PROBLEM DETAILS: Lines that contain the string "text" are to be copied; leave out all others.

RECORDS PROVIDED:
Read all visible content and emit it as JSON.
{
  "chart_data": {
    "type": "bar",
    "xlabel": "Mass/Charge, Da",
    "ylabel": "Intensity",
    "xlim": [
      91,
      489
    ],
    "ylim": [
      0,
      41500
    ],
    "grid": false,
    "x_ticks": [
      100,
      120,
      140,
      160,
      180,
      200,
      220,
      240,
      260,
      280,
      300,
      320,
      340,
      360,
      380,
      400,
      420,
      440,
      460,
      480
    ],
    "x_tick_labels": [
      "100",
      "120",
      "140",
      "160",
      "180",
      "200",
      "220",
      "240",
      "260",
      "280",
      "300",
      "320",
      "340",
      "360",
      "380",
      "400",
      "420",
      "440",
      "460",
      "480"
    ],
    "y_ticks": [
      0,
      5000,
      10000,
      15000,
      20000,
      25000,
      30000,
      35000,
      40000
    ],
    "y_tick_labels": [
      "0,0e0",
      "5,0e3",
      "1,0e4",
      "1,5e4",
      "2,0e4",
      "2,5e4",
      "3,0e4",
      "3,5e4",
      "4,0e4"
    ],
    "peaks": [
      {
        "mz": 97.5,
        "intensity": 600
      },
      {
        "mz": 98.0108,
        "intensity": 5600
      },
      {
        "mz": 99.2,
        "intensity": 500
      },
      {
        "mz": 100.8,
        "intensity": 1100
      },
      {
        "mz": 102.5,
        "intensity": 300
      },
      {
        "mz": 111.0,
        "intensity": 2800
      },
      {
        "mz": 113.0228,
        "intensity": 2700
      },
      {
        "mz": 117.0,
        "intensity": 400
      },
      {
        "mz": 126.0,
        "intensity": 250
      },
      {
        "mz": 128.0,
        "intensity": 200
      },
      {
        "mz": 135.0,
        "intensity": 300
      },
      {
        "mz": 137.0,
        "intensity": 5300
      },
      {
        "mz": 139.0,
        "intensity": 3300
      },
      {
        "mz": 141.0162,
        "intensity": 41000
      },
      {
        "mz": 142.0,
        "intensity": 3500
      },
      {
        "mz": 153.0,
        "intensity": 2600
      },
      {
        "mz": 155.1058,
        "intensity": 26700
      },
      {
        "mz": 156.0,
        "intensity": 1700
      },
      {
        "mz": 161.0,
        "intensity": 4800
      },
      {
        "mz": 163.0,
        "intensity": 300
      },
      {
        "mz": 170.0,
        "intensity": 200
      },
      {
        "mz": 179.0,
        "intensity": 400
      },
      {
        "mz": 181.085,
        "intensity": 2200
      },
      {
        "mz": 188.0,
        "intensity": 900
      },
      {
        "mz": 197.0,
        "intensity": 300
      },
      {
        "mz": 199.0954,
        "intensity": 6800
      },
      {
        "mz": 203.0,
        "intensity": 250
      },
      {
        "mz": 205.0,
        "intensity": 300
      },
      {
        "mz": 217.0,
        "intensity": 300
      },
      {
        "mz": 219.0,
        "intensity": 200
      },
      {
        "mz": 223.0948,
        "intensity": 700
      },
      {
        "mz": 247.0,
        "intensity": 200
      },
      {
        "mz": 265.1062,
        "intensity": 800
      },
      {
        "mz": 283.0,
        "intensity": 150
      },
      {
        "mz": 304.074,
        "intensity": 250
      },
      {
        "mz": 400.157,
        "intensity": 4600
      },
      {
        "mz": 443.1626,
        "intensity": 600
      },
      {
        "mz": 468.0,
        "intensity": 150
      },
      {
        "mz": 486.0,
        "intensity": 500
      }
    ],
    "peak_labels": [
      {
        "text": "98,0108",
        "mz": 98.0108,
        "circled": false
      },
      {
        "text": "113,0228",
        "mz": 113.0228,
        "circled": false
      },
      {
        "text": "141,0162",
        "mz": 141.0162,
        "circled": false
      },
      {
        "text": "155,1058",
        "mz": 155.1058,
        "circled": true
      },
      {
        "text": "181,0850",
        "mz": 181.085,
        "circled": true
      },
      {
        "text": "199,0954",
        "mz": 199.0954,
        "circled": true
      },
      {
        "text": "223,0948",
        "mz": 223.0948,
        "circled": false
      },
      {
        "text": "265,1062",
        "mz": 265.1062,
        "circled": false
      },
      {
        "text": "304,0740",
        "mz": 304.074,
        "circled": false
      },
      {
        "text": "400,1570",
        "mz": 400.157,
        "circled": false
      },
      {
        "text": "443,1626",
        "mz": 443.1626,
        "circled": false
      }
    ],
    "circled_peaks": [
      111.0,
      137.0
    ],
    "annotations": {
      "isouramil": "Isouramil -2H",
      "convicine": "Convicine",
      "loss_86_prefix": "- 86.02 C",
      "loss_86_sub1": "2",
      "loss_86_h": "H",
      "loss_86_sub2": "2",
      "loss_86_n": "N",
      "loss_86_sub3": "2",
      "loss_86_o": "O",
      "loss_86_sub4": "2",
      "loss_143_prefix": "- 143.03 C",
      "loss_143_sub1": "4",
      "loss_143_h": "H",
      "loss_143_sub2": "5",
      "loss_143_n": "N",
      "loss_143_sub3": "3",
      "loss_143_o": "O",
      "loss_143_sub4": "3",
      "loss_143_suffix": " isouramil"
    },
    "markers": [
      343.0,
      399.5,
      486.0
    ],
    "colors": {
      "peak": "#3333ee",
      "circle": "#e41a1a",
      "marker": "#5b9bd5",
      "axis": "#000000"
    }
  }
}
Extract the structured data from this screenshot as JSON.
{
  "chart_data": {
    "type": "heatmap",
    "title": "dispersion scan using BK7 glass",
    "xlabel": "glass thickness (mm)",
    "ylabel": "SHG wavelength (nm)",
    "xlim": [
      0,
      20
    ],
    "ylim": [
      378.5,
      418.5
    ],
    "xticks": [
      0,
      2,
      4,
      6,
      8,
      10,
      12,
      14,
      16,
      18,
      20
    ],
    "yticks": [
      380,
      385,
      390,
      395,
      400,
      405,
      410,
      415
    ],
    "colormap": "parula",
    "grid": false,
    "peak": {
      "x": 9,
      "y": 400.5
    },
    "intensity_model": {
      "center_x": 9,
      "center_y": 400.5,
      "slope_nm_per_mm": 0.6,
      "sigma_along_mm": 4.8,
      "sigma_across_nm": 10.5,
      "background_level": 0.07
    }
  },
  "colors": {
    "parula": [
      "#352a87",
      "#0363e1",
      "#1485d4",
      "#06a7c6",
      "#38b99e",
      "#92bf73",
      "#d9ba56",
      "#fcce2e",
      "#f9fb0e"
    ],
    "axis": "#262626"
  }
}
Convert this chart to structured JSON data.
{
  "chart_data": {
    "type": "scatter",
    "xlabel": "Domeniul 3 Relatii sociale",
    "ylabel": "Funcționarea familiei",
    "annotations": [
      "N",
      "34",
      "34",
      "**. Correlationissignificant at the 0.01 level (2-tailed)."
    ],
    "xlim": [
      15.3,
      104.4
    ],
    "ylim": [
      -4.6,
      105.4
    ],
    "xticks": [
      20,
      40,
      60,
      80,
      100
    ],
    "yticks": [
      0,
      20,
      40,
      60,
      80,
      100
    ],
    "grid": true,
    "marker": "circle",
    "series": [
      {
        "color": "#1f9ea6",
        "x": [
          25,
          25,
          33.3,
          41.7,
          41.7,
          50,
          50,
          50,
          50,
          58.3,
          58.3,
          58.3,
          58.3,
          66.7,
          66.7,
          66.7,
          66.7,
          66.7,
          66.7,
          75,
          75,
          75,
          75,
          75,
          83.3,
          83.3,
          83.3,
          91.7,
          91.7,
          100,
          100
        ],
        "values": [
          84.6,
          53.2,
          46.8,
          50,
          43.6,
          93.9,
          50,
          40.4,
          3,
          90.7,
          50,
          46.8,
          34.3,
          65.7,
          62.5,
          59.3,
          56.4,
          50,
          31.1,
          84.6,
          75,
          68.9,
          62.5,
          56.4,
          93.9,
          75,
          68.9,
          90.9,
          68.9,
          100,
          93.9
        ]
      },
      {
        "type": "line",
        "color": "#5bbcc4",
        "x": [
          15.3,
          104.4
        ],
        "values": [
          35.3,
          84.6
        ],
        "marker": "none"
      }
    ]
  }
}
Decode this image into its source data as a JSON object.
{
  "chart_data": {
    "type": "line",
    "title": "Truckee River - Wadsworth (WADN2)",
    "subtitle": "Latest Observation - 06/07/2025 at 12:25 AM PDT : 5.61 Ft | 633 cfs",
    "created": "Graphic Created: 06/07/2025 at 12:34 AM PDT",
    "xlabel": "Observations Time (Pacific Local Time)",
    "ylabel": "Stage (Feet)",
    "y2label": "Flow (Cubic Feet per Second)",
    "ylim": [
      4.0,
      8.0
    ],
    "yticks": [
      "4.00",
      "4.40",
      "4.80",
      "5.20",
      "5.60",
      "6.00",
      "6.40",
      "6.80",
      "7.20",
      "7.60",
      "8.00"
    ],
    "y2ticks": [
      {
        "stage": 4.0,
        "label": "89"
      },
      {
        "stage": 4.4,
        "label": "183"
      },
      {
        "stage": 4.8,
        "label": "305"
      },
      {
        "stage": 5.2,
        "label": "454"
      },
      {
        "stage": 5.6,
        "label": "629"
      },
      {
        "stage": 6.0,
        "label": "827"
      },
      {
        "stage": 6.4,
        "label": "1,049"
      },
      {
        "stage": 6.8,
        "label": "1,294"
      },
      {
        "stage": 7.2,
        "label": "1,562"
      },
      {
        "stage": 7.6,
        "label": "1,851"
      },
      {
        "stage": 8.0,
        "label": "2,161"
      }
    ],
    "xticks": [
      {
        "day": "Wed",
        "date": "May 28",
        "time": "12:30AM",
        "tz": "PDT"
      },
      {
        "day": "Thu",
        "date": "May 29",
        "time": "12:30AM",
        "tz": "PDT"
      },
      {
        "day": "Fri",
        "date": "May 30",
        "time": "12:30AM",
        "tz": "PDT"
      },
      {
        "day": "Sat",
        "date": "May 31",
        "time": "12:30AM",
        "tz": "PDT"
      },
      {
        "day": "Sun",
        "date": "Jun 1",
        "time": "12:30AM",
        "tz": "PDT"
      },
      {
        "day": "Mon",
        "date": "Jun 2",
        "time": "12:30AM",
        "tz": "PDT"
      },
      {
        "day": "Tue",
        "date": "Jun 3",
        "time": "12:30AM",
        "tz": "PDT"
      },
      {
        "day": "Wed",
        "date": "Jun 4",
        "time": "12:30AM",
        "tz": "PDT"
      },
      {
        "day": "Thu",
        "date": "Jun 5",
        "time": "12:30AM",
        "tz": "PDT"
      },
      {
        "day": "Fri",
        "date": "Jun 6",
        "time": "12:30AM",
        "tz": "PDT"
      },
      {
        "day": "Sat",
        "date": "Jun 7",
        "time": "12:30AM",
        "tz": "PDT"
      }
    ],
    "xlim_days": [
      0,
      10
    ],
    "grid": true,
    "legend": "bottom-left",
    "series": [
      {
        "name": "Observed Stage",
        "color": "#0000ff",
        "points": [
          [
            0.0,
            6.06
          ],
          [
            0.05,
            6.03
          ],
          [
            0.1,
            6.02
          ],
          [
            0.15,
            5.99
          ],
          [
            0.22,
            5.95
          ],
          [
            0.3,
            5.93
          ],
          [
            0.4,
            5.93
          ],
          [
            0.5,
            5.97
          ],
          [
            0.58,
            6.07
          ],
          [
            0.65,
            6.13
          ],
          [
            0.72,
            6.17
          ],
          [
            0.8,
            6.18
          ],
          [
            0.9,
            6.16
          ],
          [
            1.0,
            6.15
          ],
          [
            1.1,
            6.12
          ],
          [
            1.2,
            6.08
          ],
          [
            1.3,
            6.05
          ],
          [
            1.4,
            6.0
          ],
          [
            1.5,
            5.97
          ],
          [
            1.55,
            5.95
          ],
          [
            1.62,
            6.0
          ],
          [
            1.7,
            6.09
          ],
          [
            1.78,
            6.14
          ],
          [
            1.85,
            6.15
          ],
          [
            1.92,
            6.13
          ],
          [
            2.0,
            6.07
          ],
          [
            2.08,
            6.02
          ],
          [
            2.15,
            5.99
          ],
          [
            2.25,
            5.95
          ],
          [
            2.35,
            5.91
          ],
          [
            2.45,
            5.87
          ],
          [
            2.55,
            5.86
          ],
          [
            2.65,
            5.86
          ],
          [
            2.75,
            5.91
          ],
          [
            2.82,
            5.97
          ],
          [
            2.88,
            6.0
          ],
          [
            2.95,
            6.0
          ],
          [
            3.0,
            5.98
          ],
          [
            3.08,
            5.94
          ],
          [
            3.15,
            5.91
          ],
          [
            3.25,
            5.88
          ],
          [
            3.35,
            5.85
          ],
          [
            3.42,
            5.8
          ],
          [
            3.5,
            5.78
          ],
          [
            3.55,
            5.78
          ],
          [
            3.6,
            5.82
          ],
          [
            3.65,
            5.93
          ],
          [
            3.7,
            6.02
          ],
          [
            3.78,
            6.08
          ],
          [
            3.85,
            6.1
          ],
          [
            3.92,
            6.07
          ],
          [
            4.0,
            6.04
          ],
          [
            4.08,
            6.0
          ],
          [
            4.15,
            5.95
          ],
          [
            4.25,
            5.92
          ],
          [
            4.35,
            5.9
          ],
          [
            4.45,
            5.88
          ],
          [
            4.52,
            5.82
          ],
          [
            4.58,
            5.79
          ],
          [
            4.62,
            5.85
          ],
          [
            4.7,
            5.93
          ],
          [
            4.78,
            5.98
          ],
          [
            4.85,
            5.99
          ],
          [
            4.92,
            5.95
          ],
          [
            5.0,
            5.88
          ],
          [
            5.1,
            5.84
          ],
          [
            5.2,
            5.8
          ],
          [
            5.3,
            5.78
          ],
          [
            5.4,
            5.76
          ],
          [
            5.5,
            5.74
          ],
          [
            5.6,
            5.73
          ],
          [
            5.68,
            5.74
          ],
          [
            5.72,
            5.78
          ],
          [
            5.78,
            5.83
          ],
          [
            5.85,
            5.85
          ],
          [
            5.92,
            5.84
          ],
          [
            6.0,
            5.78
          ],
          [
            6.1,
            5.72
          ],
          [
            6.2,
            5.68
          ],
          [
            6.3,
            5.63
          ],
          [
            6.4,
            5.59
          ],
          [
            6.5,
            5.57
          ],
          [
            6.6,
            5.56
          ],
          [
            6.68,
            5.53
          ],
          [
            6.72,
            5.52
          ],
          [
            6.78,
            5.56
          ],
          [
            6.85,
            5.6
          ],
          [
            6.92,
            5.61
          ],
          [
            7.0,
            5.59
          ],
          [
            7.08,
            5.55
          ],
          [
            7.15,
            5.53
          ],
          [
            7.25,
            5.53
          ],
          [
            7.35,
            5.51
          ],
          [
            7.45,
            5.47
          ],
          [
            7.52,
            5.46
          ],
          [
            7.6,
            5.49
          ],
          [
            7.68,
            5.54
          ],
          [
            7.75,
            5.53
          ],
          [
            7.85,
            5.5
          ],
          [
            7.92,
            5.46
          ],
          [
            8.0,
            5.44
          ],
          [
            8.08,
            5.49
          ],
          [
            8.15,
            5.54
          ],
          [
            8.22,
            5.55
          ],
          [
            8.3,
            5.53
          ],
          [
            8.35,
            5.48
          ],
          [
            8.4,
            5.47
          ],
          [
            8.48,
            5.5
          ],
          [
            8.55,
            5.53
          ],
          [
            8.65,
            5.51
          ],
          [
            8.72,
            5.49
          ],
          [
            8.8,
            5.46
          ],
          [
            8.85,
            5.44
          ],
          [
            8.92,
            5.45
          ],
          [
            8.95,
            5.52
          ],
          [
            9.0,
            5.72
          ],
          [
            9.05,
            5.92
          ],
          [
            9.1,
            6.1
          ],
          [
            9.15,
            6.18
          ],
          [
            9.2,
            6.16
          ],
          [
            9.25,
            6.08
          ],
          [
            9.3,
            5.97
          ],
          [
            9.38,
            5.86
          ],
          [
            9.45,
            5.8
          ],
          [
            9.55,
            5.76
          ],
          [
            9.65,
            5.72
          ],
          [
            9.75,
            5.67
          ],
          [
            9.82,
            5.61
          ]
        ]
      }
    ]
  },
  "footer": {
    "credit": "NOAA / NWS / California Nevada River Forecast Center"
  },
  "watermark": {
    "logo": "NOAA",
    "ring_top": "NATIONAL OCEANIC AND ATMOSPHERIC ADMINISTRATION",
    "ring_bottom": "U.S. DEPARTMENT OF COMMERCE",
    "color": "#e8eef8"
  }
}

FINISHED TASK:
        "text": "98,0108",
        "text": "113,0228",
        "text": "141,0162",
        "text": "155,1058",
        "text": "181,0850",
        "text": "199,0954",
        "text": "223,0948",
        "text": "265,1062",
        "text": "304,0740",
        "text": "400,1570",
        "text": "443,1626",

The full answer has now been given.